- TEKS YANG DISEDIAKAN -
Sedangkan Wakil Presiden Eksekutif ULMWP Octovianus Mote meminta rakyat bangsa Papua bangkit melakukan upaya pembelaan diri secara konkrit. Langkah tersebut, ujar Mote, penting sebagai upaya membentengi diri dari potensi ancaman yang berada di depan mata.

“Rakyat bangsa Papua harus bangkit melakukan pembelaan diri atas setiap kejahatan dan potensi bahkan ancaman nyata yang terus terjadi pada orang Papua di atas tanah leluhurnya,” kata Mote dalam keterangan tertulis tersebut. 

Markus Haluk menambahkan, video berdurasi 1 menit 14 detik tersebut beredar di sejumlah jejaring media sosial (medsos) seperti Facebook dan WhatsApp sejak Jumat (22/3) dan mendapat aneka kecaman dan ungkapan keprihatinan publik, terutama di tanah Papua serta berbagai elemen.

- TUJUAN -
a: Ubah paragraf yang diawali "Markus Haluk menambahkan" dalam kutipan berita di atas menjadi daftar poin yang lebih ringkas tanpa menghilangkan fakta utamanya.
b: Jawablah pertanyaan berikut berdasarkan kutipan berita di atas.
(i) Apa jabatan Octovianus Mote di ULMWP?
(ii) Dalam bentuk apa Mote menyampaikan pernyataannya?
(iii) Berapa durasi video yang disebut oleh Markus Haluk?

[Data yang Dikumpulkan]

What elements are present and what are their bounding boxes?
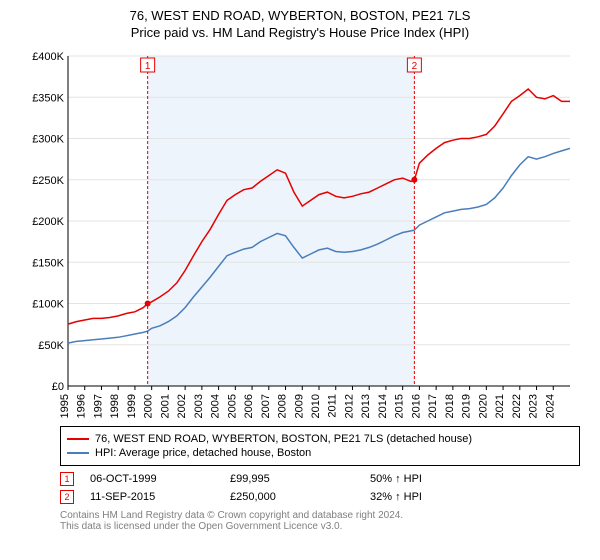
legend-label-hpi: HPI: Average price, detached house, Bost… (95, 447, 311, 459)
svg-text:£200K: £200K (32, 216, 64, 228)
svg-text:£250K: £250K (32, 175, 64, 187)
marker-row-1: 1 06-OCT-1999 £99,995 50% ↑ HPI (60, 472, 580, 486)
price-chart: £0 £50K £100K £150K £200K £250K £300K £350K £400… (20, 50, 580, 420)
title-line-2: Price paid vs. HM Land Registry's House … (0, 25, 600, 40)
svg-text:1998: 1998 (109, 394, 121, 418)
svg-text:1995: 1995 (59, 394, 71, 418)
legend-row-price-paid: 76, WEST END ROAD, WYBERTON, BOSTON, PE2… (67, 433, 573, 445)
svg-text:2008: 2008 (277, 394, 289, 418)
attribution-line-1: Contains HM Land Registry data © Crown c… (60, 510, 580, 521)
legend-label-price-paid: 76, WEST END ROAD, WYBERTON, BOSTON, PE2… (95, 433, 472, 445)
svg-text:2: 2 (412, 61, 418, 72)
attribution-line-2: This data is licensed under the Open Gov… (60, 521, 580, 532)
svg-text:£400K: £400K (32, 51, 64, 63)
svg-text:£350K: £350K (32, 92, 64, 104)
svg-text:2007: 2007 (260, 394, 272, 418)
svg-text:2011: 2011 (327, 394, 339, 418)
title-line-1: 76, WEST END ROAD, WYBERTON, BOSTON, PE2… (0, 8, 600, 23)
svg-text:2019: 2019 (461, 394, 473, 418)
attribution-block: Contains HM Land Registry data © Crown c… (60, 510, 580, 532)
svg-text:2001: 2001 (159, 394, 171, 418)
marker-badge-2: 2 (60, 490, 74, 504)
svg-text:2012: 2012 (343, 394, 355, 418)
svg-text:£50K: £50K (38, 340, 64, 352)
legend-row-hpi: HPI: Average price, detached house, Bost… (67, 447, 573, 459)
svg-text:2021: 2021 (494, 394, 506, 418)
chart-title-block: 76, WEST END ROAD, WYBERTON, BOSTON, PE2… (0, 0, 600, 40)
svg-text:2017: 2017 (427, 394, 439, 418)
svg-text:1997: 1997 (92, 394, 104, 418)
svg-text:2004: 2004 (210, 394, 222, 418)
svg-text:2023: 2023 (528, 394, 540, 418)
svg-text:2015: 2015 (394, 394, 406, 418)
svg-text:£300K: £300K (32, 134, 64, 146)
svg-text:£150K: £150K (32, 257, 64, 269)
svg-text:1999: 1999 (126, 394, 138, 418)
svg-text:2005: 2005 (226, 394, 238, 418)
svg-text:2016: 2016 (410, 394, 422, 418)
marker-price-2: £250,000 (230, 491, 370, 503)
marker-price-1: £99,995 (230, 473, 370, 485)
svg-text:2024: 2024 (544, 394, 556, 418)
svg-text:2000: 2000 (143, 394, 155, 418)
marker-badge-1: 1 (60, 472, 74, 486)
svg-text:1: 1 (145, 61, 151, 72)
svg-text:£100K: £100K (32, 299, 64, 311)
svg-text:2002: 2002 (176, 394, 188, 418)
svg-text:2020: 2020 (477, 394, 489, 418)
svg-text:2006: 2006 (243, 394, 255, 418)
svg-text:£0: £0 (52, 381, 64, 393)
svg-text:2013: 2013 (360, 394, 372, 418)
marker-pct-1: 50% ↑ HPI (370, 473, 510, 485)
svg-text:2003: 2003 (193, 394, 205, 418)
marker-legend: 1 06-OCT-1999 £99,995 50% ↑ HPI 2 11-SEP… (60, 472, 580, 504)
legend-box: 76, WEST END ROAD, WYBERTON, BOSTON, PE2… (60, 426, 580, 466)
marker-date-1: 06-OCT-1999 (90, 473, 230, 485)
marker-pct-2: 32% ↑ HPI (370, 491, 510, 503)
legend-swatch-price-paid (67, 438, 89, 440)
svg-text:1996: 1996 (76, 394, 88, 418)
svg-text:2022: 2022 (511, 394, 523, 418)
marker-row-2: 2 11-SEP-2015 £250,000 32% ↑ HPI (60, 490, 580, 504)
svg-text:2014: 2014 (377, 394, 389, 418)
chart-container: £0 £50K £100K £150K £200K £250K £300K £350K £400… (20, 50, 580, 420)
legend-swatch-hpi (67, 452, 89, 454)
svg-text:2010: 2010 (310, 394, 322, 418)
marker-date-2: 11-SEP-2015 (90, 491, 230, 503)
svg-text:2018: 2018 (444, 394, 456, 418)
svg-text:2009: 2009 (293, 394, 305, 418)
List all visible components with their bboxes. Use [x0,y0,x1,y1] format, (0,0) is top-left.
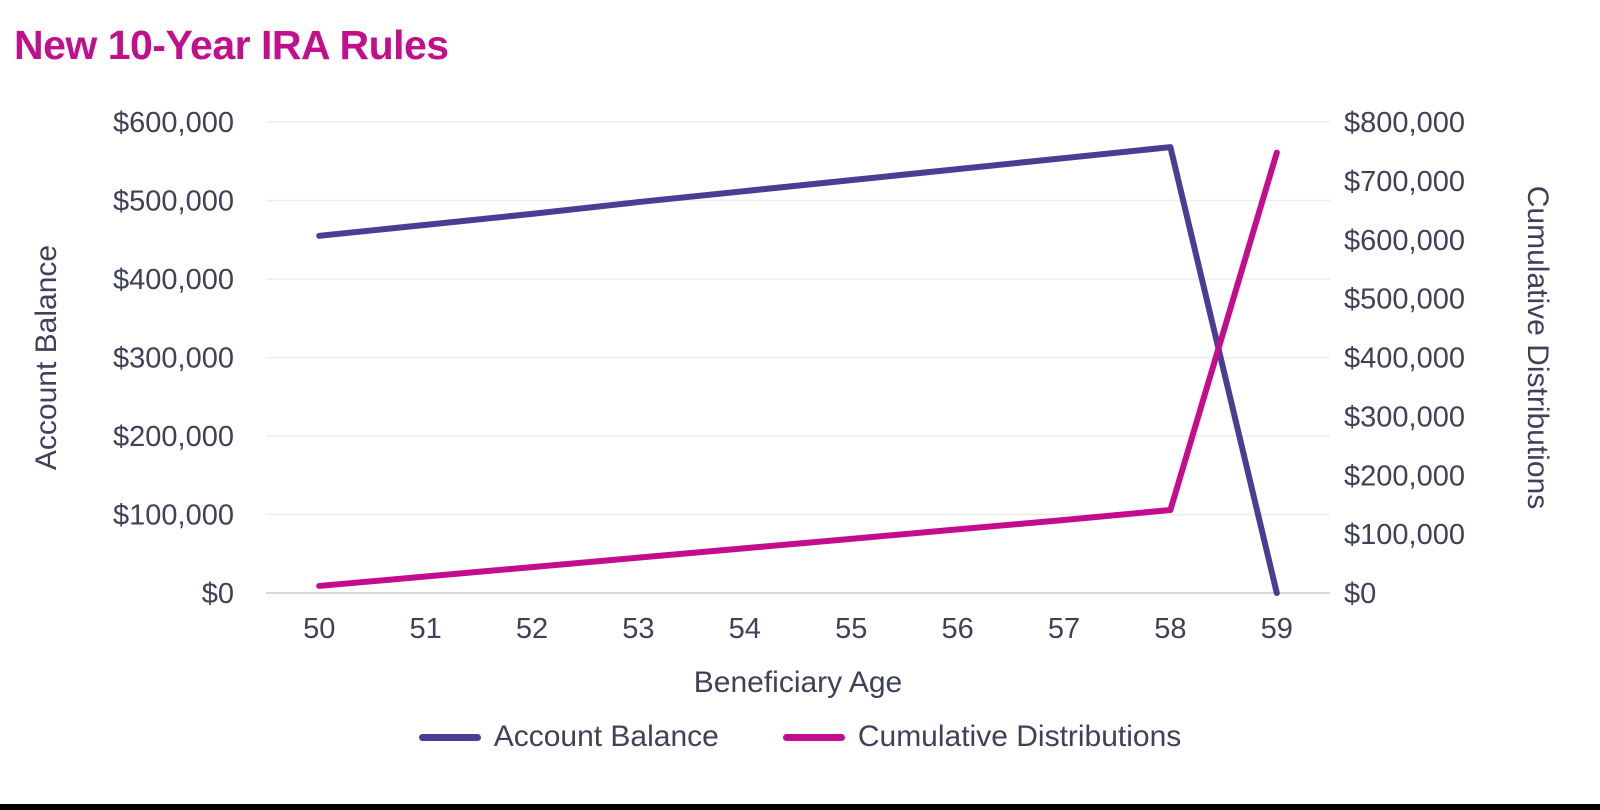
right-axis-tick-label: $400,000 [1344,343,1465,375]
x-axis-tick-label: 56 [941,613,973,645]
x-axis-tick-label: 51 [409,613,441,645]
right-axis-tick-label: $500,000 [1344,284,1465,316]
right-axis-tick-label: $0 [1344,578,1376,610]
x-axis-tick-label: 53 [622,613,654,645]
legend-label-account-balance: Account Balance [493,720,719,753]
right-axis-tick-label: $600,000 [1344,225,1465,257]
legend-item-cumulative-distributions: Cumulative Distributions [782,720,1182,754]
left-axis-tick-label: $200,000 [113,421,234,453]
x-axis-tick-label: 52 [516,613,548,645]
chart-title: New 10-Year IRA Rules [14,22,449,68]
left-axis-tick-label: $100,000 [113,500,234,532]
left-axis-tick-label: $400,000 [113,264,234,296]
legend-label-cumulative-distributions: Cumulative Distributions [857,720,1182,753]
left-axis-tick-label: $300,000 [113,343,234,375]
x-axis-tick-label: 58 [1154,613,1186,645]
right-axis-tick-label: $300,000 [1344,401,1465,433]
series-line-cumulative-distributions [316,149,1280,589]
x-axis-tick-label: 54 [729,613,761,645]
x-axis-tick-label: 57 [1048,613,1080,645]
x-axis-tick-label: 55 [835,613,867,645]
right-axis-tick-label: $200,000 [1344,460,1465,492]
legend-line-swatch-account-balance [418,733,481,741]
x-axis-tick-label: 50 [303,613,335,645]
right-axis-tick-label: $100,000 [1344,519,1465,551]
chart-legend: Account Balance Cumulative Distributions [0,720,1600,754]
legend-item-account-balance: Account Balance [418,720,719,754]
right-axis-tick-label: $700,000 [1344,166,1465,198]
series-line-account-balance [316,144,1280,596]
bottom-rule [0,804,1600,810]
x-axis-title: Beneficiary Age [694,666,902,699]
left-axis-tick-label: $600,000 [113,107,234,139]
left-axis-tick-label: $500,000 [113,186,234,218]
left-axis-title: Account Balance [30,245,63,470]
legend-line-swatch-cumulative-distributions [782,733,845,741]
x-axis-tick-label: 59 [1261,613,1293,645]
left-axis-tick-label: $0 [202,578,234,610]
right-axis-title: Cumulative Distributions [1521,186,1554,509]
right-axis-tick-label: $800,000 [1344,107,1465,139]
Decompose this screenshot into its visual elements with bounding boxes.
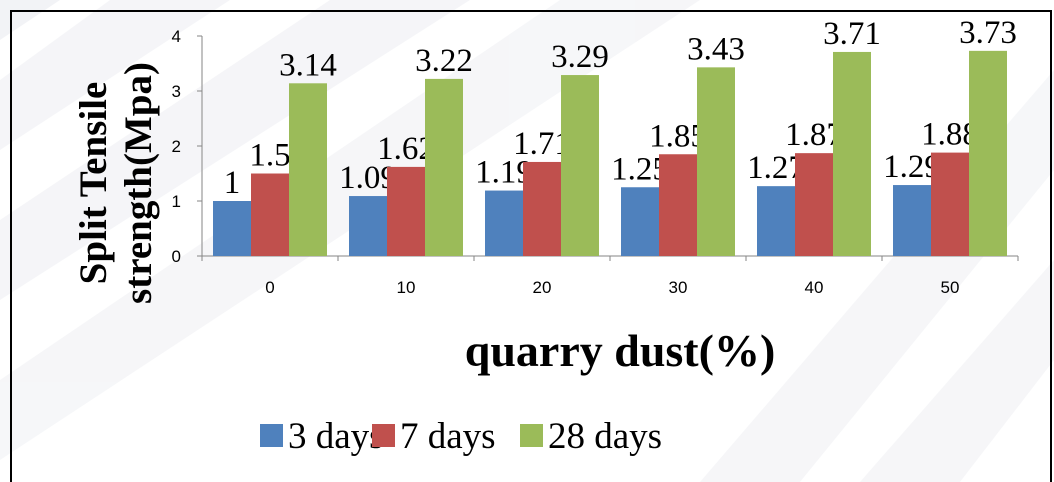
data-label: 3.43 bbox=[687, 31, 745, 67]
data-label: 3.22 bbox=[415, 43, 473, 79]
bar-7-days-10 bbox=[387, 166, 425, 256]
legend-label: 28 days bbox=[548, 416, 662, 457]
y-tick-label: 2 bbox=[172, 137, 181, 156]
data-label: 3.71 bbox=[823, 16, 881, 52]
bar-3-days-20 bbox=[485, 190, 523, 256]
series-1: 1.5 1.62 1.71 1.85 1.87 1.88 bbox=[249, 117, 979, 256]
bar-28-days-20 bbox=[561, 75, 599, 256]
bar-28-days-50 bbox=[969, 50, 1007, 256]
bar-3-days-50 bbox=[893, 185, 931, 256]
legend-label: 3 days bbox=[288, 416, 384, 457]
legend-swatch bbox=[260, 424, 283, 447]
y-axis-title-line-1: Split Tensile bbox=[72, 82, 115, 285]
x-tick-label: 0 bbox=[265, 278, 274, 297]
y-tick-label: 3 bbox=[172, 82, 181, 101]
y-axis-title-line-2: strength(Mpa) bbox=[117, 62, 160, 304]
x-tick-label: 20 bbox=[533, 278, 552, 297]
bar-7-days-0 bbox=[251, 173, 289, 256]
bar-3-days-10 bbox=[349, 196, 387, 256]
x-axis-title: quarry dust(%) bbox=[465, 325, 776, 376]
chart-border bbox=[10, 10, 1052, 482]
legend: 3 days 7 days 28 days bbox=[260, 416, 662, 457]
y-tick-label: 1 bbox=[172, 192, 181, 211]
bar-3-days-30 bbox=[621, 187, 659, 256]
bar-28-days-0 bbox=[289, 83, 327, 256]
legend-label: 7 days bbox=[400, 416, 496, 457]
y-tick-label: 0 bbox=[172, 247, 181, 266]
bar-3-days-0 bbox=[213, 201, 251, 256]
bar-28-days-10 bbox=[425, 78, 463, 257]
data-label: 3.14 bbox=[279, 47, 337, 83]
data-label: 3.73 bbox=[959, 15, 1017, 51]
legend-swatch bbox=[520, 424, 543, 447]
bar-7-days-30 bbox=[659, 154, 697, 256]
bar-28-days-40 bbox=[833, 51, 871, 257]
x-tick-label: 50 bbox=[941, 278, 960, 297]
data-label: 1.5 bbox=[249, 138, 290, 174]
bar-3-days-40 bbox=[757, 186, 795, 256]
bar-7-days-20 bbox=[523, 161, 561, 256]
x-tick-label: 30 bbox=[669, 278, 688, 297]
data-label: 1 bbox=[224, 165, 241, 201]
series-2: 3.14 3.22 3.29 3.43 3.71 3.73 bbox=[279, 15, 1017, 257]
x-tick-label: 10 bbox=[397, 278, 416, 297]
x-tick-label: 40 bbox=[805, 278, 824, 297]
bar-28-days-30 bbox=[697, 67, 735, 256]
bar-7-days-40 bbox=[795, 153, 833, 256]
bar-7-days-50 bbox=[931, 152, 969, 256]
y-tick-label: 4 bbox=[172, 27, 181, 46]
data-label: 3.29 bbox=[551, 39, 609, 75]
legend-swatch bbox=[372, 424, 395, 447]
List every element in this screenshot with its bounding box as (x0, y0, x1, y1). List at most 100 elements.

- PENYELESAIAN SOAL -
a:
Menurut Markus Haluk:
- Video berdurasi 1 menit 14 detik beredar di media sosial seperti Facebook dan WhatsApp sejak Jumat (22/3).
- Video itu menuai kecaman dan ungkapan keprihatinan publik, terutama di tanah Papua dan dari berbagai elemen.

b:
(i) Wakil Presiden Eksekutif.
(ii) Dalam bentuk keterangan tertulis.
(iii) 1 menit 14 detik.